Narrow the data below down to the lines containing "DATE".
(begin)
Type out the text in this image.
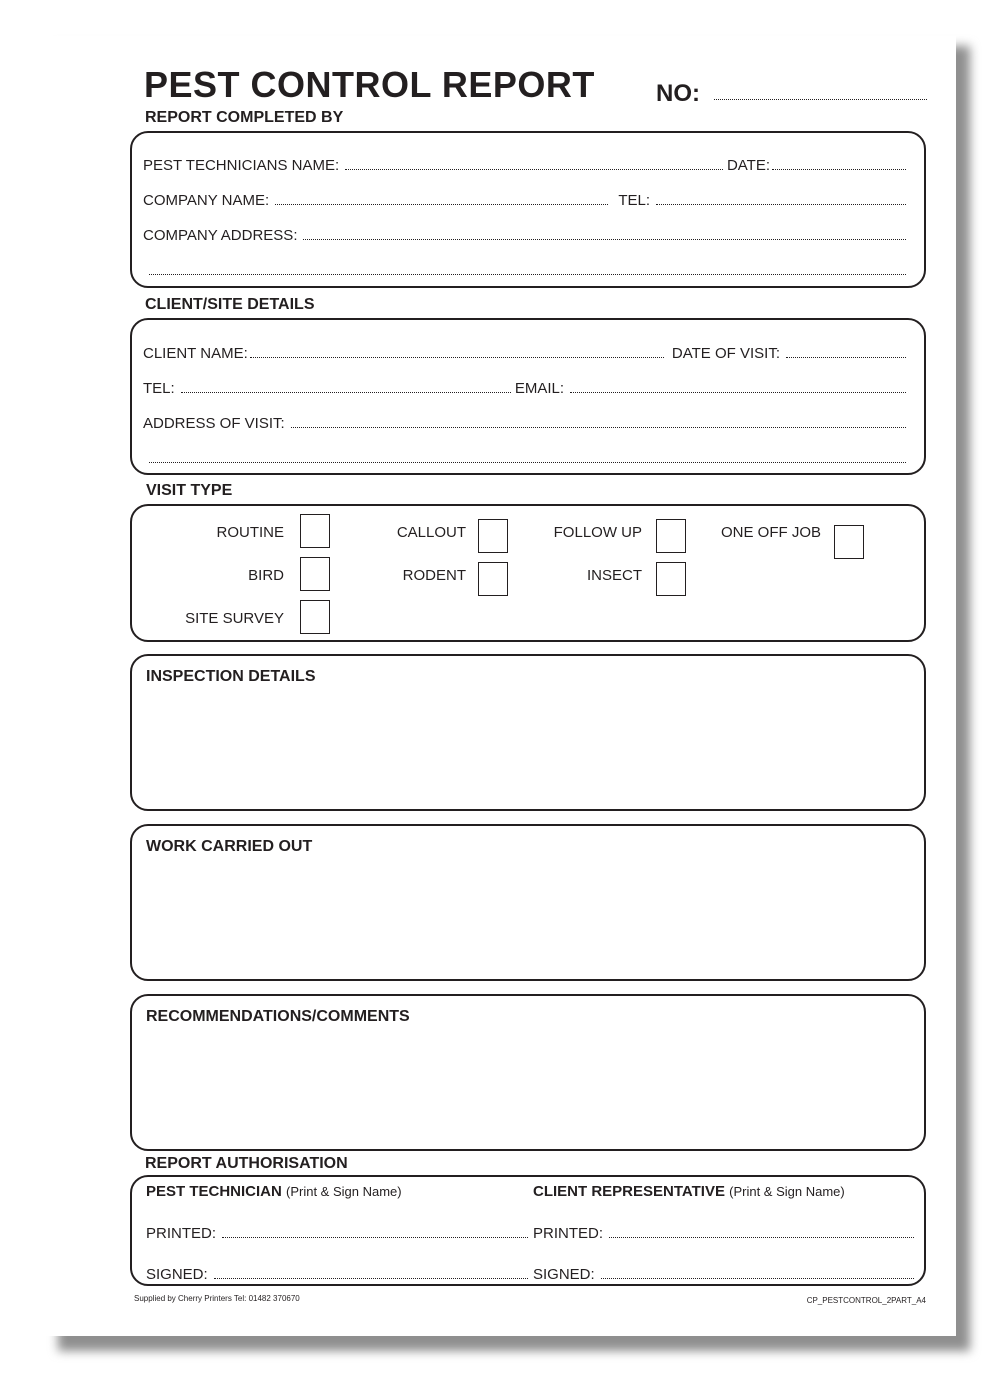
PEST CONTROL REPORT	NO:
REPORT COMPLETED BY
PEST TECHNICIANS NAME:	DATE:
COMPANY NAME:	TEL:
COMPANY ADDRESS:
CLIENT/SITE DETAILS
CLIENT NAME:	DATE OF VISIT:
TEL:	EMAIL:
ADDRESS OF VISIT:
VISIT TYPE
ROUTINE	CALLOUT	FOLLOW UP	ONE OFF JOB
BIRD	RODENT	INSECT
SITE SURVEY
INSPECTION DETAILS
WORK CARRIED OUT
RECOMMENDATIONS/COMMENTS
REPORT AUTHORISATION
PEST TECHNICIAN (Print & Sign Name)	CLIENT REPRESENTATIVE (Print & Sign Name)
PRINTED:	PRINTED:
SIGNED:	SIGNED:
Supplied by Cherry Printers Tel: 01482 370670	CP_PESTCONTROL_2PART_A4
(end)
- The solution -
PEST TECHNICIANS NAME:	DATE:
CLIENT NAME:	DATE OF VISIT:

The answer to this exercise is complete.